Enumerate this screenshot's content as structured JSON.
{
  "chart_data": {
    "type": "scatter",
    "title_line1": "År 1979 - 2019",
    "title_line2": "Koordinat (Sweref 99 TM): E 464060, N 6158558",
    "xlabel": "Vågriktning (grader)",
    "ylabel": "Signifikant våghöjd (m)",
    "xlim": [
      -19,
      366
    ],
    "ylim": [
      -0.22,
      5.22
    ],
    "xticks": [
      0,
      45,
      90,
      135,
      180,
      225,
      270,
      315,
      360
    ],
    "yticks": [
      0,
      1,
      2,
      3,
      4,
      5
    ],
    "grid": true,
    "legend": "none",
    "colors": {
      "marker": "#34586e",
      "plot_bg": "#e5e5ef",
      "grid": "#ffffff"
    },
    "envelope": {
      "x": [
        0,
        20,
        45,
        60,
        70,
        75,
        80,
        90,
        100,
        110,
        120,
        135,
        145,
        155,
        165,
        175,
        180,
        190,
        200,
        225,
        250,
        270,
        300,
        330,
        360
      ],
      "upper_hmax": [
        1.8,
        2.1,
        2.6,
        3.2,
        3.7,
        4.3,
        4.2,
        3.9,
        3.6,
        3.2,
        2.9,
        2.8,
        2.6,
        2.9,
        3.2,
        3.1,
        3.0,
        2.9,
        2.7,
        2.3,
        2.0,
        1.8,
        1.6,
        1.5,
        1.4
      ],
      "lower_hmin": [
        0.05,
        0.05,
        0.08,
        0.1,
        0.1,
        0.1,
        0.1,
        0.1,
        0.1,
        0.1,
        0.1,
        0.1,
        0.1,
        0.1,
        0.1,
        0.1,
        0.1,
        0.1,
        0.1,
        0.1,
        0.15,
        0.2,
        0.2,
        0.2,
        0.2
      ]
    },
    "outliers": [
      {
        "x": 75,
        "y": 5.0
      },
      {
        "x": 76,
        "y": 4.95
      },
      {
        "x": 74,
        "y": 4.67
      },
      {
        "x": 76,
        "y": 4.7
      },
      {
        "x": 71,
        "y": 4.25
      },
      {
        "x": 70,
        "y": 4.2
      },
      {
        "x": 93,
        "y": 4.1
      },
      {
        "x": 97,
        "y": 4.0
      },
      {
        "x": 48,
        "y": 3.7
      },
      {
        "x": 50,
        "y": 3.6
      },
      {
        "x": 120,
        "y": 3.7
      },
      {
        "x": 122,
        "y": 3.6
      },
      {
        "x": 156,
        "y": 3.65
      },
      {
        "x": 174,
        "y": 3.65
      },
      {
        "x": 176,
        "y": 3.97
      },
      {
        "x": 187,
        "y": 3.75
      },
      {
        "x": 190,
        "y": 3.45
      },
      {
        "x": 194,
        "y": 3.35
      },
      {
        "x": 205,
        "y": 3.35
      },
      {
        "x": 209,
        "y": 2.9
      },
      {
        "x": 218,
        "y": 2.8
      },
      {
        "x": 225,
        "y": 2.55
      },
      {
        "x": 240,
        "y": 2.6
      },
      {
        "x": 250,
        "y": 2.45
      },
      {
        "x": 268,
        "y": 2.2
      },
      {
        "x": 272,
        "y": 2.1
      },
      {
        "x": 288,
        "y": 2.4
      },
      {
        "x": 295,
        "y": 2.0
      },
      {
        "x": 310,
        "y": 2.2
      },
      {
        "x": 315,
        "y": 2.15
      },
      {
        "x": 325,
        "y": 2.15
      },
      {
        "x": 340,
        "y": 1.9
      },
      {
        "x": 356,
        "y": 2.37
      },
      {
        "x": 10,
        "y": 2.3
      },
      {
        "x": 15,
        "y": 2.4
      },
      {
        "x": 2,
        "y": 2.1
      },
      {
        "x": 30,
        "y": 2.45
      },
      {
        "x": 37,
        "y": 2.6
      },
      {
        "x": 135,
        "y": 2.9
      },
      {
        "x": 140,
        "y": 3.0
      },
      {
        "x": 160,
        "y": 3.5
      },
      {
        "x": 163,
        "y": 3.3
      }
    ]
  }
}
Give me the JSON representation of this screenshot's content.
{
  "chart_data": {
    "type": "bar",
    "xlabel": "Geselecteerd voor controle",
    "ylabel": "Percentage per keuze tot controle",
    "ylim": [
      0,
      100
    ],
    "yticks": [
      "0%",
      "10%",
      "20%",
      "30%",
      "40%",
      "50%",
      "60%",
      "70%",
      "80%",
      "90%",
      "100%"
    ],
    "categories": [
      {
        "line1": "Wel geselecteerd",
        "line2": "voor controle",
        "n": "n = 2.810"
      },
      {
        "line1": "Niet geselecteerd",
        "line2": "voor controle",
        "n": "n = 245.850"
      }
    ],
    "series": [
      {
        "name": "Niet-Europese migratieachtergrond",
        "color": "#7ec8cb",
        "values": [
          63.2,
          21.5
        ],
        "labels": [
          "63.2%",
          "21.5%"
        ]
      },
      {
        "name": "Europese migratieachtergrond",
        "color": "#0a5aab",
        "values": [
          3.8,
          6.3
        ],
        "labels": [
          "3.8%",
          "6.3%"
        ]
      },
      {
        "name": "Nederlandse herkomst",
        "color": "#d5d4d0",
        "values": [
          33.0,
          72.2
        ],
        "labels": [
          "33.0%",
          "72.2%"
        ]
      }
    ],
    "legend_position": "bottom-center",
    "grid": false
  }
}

^^^^

▸ **Exercise prompt**
Tally the lines of the material above that contain the word "this" and report the total alone.

▸ **Full response**
2